**Given request**: Write every line of the material out exactly as shown.

**Supplied entries**:
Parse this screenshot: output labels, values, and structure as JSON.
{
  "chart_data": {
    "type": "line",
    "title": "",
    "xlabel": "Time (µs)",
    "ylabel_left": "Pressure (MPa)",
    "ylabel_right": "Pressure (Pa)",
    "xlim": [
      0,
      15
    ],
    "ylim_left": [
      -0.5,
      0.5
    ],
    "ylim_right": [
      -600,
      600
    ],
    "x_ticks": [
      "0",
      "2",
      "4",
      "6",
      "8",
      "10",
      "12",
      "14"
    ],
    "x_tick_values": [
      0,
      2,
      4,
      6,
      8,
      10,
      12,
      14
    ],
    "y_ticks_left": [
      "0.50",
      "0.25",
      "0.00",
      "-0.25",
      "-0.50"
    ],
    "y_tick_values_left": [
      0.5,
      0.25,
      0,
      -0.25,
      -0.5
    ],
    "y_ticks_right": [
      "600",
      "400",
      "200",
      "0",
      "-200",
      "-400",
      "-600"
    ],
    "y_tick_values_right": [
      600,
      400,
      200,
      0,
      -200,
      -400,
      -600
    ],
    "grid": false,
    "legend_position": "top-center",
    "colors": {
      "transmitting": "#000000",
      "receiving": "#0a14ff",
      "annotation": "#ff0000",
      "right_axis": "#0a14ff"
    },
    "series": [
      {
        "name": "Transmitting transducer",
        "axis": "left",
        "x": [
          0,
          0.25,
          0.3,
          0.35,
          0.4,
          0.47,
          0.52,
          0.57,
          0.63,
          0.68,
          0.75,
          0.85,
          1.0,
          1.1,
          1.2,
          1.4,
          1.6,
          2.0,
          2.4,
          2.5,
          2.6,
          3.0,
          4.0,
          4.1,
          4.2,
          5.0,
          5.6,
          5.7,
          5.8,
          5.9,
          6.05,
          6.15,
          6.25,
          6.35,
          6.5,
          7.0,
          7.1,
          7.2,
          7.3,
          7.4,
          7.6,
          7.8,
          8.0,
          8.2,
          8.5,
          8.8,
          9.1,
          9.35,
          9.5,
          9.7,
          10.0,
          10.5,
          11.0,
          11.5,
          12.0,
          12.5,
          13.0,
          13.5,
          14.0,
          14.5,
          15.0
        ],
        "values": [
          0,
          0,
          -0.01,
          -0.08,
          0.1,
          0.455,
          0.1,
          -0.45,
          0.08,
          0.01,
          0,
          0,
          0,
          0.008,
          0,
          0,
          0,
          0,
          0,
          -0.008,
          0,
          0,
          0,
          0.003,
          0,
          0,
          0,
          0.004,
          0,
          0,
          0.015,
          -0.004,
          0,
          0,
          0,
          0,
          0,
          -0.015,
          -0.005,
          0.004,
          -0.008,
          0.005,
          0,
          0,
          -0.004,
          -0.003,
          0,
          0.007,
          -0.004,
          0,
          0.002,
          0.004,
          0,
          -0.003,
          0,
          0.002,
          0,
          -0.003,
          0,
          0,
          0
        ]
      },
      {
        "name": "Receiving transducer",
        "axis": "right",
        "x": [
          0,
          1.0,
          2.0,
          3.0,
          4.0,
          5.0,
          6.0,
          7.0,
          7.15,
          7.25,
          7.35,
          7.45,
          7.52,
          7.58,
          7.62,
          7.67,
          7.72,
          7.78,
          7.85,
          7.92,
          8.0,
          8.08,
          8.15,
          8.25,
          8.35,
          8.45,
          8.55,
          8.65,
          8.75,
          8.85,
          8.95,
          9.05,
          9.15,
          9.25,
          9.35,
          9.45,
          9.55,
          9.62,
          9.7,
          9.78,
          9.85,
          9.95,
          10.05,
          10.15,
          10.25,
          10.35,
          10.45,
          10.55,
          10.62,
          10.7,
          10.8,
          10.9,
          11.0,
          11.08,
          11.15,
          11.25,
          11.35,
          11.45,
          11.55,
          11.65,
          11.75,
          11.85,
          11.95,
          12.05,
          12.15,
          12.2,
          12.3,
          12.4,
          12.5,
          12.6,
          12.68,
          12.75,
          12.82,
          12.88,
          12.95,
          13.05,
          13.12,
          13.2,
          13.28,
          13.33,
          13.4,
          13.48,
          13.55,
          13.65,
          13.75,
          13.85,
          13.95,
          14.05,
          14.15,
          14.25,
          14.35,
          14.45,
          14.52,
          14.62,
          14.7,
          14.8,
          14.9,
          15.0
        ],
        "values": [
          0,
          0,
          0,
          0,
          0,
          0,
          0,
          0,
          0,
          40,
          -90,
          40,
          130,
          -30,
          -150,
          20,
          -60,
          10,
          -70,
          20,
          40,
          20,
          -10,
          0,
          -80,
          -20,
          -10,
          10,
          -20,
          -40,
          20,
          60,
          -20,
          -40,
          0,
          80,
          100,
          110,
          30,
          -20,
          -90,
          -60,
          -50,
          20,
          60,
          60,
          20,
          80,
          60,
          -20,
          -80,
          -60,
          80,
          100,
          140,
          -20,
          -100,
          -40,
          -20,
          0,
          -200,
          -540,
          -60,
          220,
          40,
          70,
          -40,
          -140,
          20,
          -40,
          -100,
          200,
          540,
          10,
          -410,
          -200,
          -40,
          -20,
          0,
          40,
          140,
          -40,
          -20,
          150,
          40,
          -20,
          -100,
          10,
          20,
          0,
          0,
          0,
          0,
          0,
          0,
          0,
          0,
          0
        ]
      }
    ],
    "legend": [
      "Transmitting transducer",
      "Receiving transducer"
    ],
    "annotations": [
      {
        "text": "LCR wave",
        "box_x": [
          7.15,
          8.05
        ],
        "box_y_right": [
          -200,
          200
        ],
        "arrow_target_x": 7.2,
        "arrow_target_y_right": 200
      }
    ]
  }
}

**Output of the task**:
Parse this screenshot: output labels, values, and structure as JSON.
{
  "chart_data": {
    "type": "line",
    "title": "",
    "xlabel": "Time (µs)",
    "ylabel_left": "Pressure (MPa)",
    "ylabel_right": "Pressure (Pa)",
    "xlim": [
      0,
      15
    ],
    "ylim_left": [
      -0.5,
      0.5
    ],
    "ylim_right": [
      -600,
      600
    ],
    "x_ticks": [
      "0",
      "2",
      "4",
      "6",
      "8",
      "10",
      "12",
      "14"
    ],
    "x_tick_values": [
      0,
      2,
      4,
      6,
      8,
      10,
      12,
      14
    ],
    "y_ticks_left": [
      "0.50",
      "0.25",
      "0.00",
      "-0.25",
      "-0.50"
    ],
    "y_tick_values_left": [
      0.5,
      0.25,
      0,
      -0.25,
      -0.5
    ],
    "y_ticks_right": [
      "600",
      "400",
      "200",
      "0",
      "-200",
      "-400",
      "-600"
    ],
    "y_tick_values_right": [
      600,
      400,
      200,
      0,
      -200,
      -400,
      -600
    ],
    "grid": false,
    "legend_position": "top-center",
    "colors": {
      "transmitting": "#000000",
      "receiving": "#0a14ff",
      "annotation": "#ff0000",
      "right_axis": "#0a14ff"
    },
    "series": [
      {
        "name": "Transmitting transducer",
        "axis": "left",
        "x": [
          0,
          0.25,
          0.3,
          0.35,
          0.4,
          0.47,
          0.52,
          0.57,
          0.63,
          0.68,
          0.75,
          0.85,
          1.0,
          1.1,
          1.2,
          1.4,
          1.6,
          2.0,
          2.4,
          2.5,
          2.6,
          3.0,
          4.0,
          4.1,
          4.2,
          5.0,
          5.6,
          5.7,
          5.8,
          5.9,
          6.05,
          6.15,
          6.25,
          6.35,
          6.5,
          7.0,
          7.1,
          7.2,
          7.3,
          7.4,
          7.6,
          7.8,
          8.0,
          8.2,
          8.5,
          8.8,
          9.1,
          9.35,
          9.5,
          9.7,
          10.0,
          10.5,
          11.0,
          11.5,
          12.0,
          12.5,
          13.0,
          13.5,
          14.0,
          14.5,
          15.0
        ],
        "values": [
          0,
          0,
          -0.01,
          -0.08,
          0.1,
          0.455,
          0.1,
          -0.45,
          0.08,
          0.01,
          0,
          0,
          0,
          0.008,
          0,
          0,
          0,
          0,
          0,
          -0.008,
          0,
          0,
          0,
          0.003,
          0,
          0,
          0,
          0.004,
          0,
          0,
          0.015,
          -0.004,
          0,
          0,
          0,
          0,
          0,
          -0.015,
          -0.005,
          0.004,
          -0.008,
          0.005,
          0,
          0,
          -0.004,
          -0.003,
          0,
          0.007,
          -0.004,
          0,
          0.002,
          0.004,
          0,
          -0.003,
          0,
          0.002,
          0,
          -0.003,
          0,
          0,
          0
        ]
      },
      {
        "name": "Receiving transducer",
        "axis": "right",
        "x": [
          0,
          1.0,
          2.0,
          3.0,
          4.0,
          5.0,
          6.0,
          7.0,
          7.15,
          7.25,
          7.35,
          7.45,
          7.52,
          7.58,
          7.62,
          7.67,
          7.72,
          7.78,
          7.85,
          7.92,
          8.0,
          8.08,
          8.15,
          8.25,
          8.35,
          8.45,
          8.55,
          8.65,
          8.75,
          8.85,
          8.95,
          9.05,
          9.15,
          9.25,
          9.35,
          9.45,
          9.55,
          9.62,
          9.7,
          9.78,
          9.85,
          9.95,
          10.05,
          10.15,
          10.25,
          10.35,
          10.45,
          10.55,
          10.62,
          10.7,
          10.8,
          10.9,
          11.0,
          11.08,
          11.15,
          11.25,
          11.35,
          11.45,
          11.55,
          11.65,
          11.75,
          11.85,
          11.95,
          12.05,
          12.15,
          12.2,
          12.3,
          12.4,
          12.5,
          12.6,
          12.68,
          12.75,
          12.82,
          12.88,
          12.95,
          13.05,
          13.12,
          13.2,
          13.28,
          13.33,
          13.4,
          13.48,
          13.55,
          13.65,
          13.75,
          13.85,
          13.95,
          14.05,
          14.15,
          14.25,
          14.35,
          14.45,
          14.52,
          14.62,
          14.7,
          14.8,
          14.9,
          15.0
        ],
        "values": [
          0,
          0,
          0,
          0,
          0,
          0,
          0,
          0,
          0,
          40,
          -90,
          40,
          130,
          -30,
          -150,
          20,
          -60,
          10,
          -70,
          20,
          40,
          20,
          -10,
          0,
          -80,
          -20,
          -10,
          10,
          -20,
          -40,
          20,
          60,
          -20,
          -40,
          0,
          80,
          100,
          110,
          30,
          -20,
          -90,
          -60,
          -50,
          20,
          60,
          60,
          20,
          80,
          60,
          -20,
          -80,
          -60,
          80,
          100,
          140,
          -20,
          -100,
          -40,
          -20,
          0,
          -200,
          -540,
          -60,
          220,
          40,
          70,
          -40,
          -140,
          20,
          -40,
          -100,
          200,
          540,
          10,
          -410,
          -200,
          -40,
          -20,
          0,
          40,
          140,
          -40,
          -20,
          150,
          40,
          -20,
          -100,
          10,
          20,
          0,
          0,
          0,
          0,
          0,
          0,
          0,
          0,
          0
        ]
      }
    ],
    "legend": [
      "Transmitting transducer",
      "Receiving transducer"
    ],
    "annotations": [
      {
        "text": "LCR wave",
        "box_x": [
          7.15,
          8.05
        ],
        "box_y_right": [
          -200,
          200
        ],
        "arrow_target_x": 7.2,
        "arrow_target_y_right": 200
      }
    ]
  }
}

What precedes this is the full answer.